GIVEN INSTRUCTION = Output all the data exactly. Pictures do not belong in the copy.

**** DATA LISTING

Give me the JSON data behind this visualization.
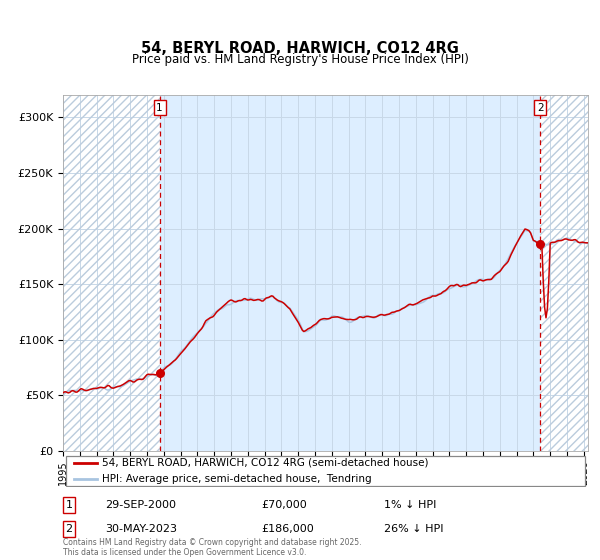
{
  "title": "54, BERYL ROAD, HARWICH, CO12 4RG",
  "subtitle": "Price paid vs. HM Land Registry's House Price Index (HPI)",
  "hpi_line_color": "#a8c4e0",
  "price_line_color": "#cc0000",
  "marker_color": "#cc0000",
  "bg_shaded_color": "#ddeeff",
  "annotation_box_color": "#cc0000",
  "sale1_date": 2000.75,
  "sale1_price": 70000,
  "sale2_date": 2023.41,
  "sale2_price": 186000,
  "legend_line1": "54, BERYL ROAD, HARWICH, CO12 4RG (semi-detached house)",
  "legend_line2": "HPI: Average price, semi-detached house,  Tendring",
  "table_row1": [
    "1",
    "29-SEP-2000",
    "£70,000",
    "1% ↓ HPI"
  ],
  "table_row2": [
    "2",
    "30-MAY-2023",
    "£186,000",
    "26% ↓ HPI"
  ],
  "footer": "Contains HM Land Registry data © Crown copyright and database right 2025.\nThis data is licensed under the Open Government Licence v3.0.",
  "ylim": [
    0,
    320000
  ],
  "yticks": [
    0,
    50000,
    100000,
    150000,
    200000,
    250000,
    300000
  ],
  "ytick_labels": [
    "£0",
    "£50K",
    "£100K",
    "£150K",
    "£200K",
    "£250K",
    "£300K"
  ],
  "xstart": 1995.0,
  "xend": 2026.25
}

********

PROBLEM SOLUTION =
Give me the JSON data behind this visualization.
{
  "title": "54, BERYL ROAD, HARWICH, CO12 4RG",
  "subtitle": "Price paid vs. HM Land Registry's House Price Index (HPI)",
  "hpi_line_color": "#a8c4e0",
  "price_line_color": "#cc0000",
  "marker_color": "#cc0000",
  "bg_shaded_color": "#ddeeff",
  "annotation_box_color": "#cc0000",
  "sale1_date": 2000.75,
  "sale1_price": 70000,
  "sale2_date": 2023.41,
  "sale2_price": 186000,
  "legend_line1": "54, BERYL ROAD, HARWICH, CO12 4RG (semi-detached house)",
  "legend_line2": "HPI: Average price, semi-detached house,  Tendring",
  "table_row1": [
    "1",
    "29-SEP-2000",
    "£70,000",
    "1% ↓ HPI"
  ],
  "table_row2": [
    "2",
    "30-MAY-2023",
    "£186,000",
    "26% ↓ HPI"
  ],
  "footer": "Contains HM Land Registry data © Crown copyright and database right 2025.\nThis data is licensed under the Open Government Licence v3.0.",
  "ylim": [
    0,
    320000
  ],
  "yticks": [
    0,
    50000,
    100000,
    150000,
    200000,
    250000,
    300000
  ],
  "ytick_labels": [
    "£0",
    "£50K",
    "£100K",
    "£150K",
    "£200K",
    "£250K",
    "£300K"
  ],
  "xstart": 1995.0,
  "xend": 2026.25
}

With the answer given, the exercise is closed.